=== Aim ===
Wherever the word "ruošimas" turns up in a line of the entries, copy that line.

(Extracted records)
↓↓↓
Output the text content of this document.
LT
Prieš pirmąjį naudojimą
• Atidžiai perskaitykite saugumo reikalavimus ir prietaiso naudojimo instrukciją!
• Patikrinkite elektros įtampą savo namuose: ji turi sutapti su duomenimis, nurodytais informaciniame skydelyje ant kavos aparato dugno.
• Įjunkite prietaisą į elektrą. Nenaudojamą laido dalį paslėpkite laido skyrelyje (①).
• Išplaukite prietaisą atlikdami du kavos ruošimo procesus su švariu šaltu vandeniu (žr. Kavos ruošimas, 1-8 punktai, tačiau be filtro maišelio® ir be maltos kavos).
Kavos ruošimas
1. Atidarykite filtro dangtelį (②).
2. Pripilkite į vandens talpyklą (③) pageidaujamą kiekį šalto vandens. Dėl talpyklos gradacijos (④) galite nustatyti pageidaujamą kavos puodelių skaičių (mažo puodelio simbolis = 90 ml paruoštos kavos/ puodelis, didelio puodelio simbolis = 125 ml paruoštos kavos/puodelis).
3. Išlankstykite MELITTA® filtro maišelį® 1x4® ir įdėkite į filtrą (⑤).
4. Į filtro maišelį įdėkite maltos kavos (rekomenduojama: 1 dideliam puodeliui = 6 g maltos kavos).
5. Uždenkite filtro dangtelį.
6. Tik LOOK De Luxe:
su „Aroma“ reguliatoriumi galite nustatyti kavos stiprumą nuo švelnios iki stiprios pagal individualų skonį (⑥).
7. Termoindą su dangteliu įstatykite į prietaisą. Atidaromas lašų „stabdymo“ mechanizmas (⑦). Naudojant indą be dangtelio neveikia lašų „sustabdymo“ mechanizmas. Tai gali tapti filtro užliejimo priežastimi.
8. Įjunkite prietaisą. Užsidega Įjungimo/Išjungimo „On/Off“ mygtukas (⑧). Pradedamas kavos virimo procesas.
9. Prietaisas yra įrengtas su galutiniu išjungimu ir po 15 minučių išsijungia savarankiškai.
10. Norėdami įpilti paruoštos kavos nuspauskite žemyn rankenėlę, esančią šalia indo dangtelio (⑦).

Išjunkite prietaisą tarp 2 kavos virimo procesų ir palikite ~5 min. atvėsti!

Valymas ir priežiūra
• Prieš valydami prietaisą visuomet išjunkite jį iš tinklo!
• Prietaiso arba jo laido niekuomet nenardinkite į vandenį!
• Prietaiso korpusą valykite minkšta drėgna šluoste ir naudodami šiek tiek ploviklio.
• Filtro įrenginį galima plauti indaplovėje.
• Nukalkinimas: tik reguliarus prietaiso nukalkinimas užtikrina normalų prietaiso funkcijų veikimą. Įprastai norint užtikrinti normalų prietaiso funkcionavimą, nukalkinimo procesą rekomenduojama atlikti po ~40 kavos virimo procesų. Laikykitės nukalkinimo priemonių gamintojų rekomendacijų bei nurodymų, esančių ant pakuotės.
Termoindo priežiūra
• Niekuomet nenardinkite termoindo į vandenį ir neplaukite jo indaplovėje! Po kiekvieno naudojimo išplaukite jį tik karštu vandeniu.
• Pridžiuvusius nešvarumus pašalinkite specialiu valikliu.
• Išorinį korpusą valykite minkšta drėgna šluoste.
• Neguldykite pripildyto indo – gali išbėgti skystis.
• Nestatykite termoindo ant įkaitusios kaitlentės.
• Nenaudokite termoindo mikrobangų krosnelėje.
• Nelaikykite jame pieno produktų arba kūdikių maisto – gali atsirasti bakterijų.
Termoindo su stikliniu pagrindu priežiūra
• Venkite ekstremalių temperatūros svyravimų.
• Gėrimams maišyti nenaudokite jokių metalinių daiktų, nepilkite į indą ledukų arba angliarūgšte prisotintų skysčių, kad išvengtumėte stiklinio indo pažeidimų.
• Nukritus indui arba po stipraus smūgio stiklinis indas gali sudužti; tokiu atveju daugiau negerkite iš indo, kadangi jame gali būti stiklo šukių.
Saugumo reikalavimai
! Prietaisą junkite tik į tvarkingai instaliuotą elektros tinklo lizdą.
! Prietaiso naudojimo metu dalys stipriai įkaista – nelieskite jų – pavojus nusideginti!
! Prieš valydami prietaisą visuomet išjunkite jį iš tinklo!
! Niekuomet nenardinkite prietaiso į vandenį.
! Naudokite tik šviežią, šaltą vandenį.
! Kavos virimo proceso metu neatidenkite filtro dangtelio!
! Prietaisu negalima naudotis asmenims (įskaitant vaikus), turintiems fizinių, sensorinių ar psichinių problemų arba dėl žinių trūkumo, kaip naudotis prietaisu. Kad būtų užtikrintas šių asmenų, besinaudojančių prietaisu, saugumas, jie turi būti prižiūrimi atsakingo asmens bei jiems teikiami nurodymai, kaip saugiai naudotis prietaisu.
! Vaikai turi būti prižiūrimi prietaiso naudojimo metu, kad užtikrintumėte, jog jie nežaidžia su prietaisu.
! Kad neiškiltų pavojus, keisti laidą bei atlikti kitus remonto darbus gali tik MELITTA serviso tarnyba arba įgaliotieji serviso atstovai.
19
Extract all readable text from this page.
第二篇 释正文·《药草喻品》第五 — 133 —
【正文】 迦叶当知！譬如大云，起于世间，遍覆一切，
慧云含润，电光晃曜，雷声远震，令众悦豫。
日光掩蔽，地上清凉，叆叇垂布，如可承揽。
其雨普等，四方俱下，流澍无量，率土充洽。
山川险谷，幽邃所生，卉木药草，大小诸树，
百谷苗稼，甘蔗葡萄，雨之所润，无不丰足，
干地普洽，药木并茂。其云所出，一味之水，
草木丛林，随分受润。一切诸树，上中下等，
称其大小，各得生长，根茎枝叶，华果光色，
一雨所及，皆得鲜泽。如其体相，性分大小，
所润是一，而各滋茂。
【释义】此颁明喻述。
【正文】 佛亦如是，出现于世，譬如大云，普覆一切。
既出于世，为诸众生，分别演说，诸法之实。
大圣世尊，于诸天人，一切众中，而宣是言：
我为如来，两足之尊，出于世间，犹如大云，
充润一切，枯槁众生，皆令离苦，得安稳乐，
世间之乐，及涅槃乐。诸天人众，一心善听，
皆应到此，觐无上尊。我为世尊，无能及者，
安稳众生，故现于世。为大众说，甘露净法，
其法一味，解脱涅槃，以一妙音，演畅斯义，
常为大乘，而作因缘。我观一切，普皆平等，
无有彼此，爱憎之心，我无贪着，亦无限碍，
↑↑↑
=== Output of the task ===
• Išplaukite prietaisą atlikdami du kavos ruošimo procesus su švariu šaltu vandeniu (žr. Kavos ruošimas, 1-8 punktai, tačiau be filtro maišelio® ir be maltos kavos).
Kavos ruošimas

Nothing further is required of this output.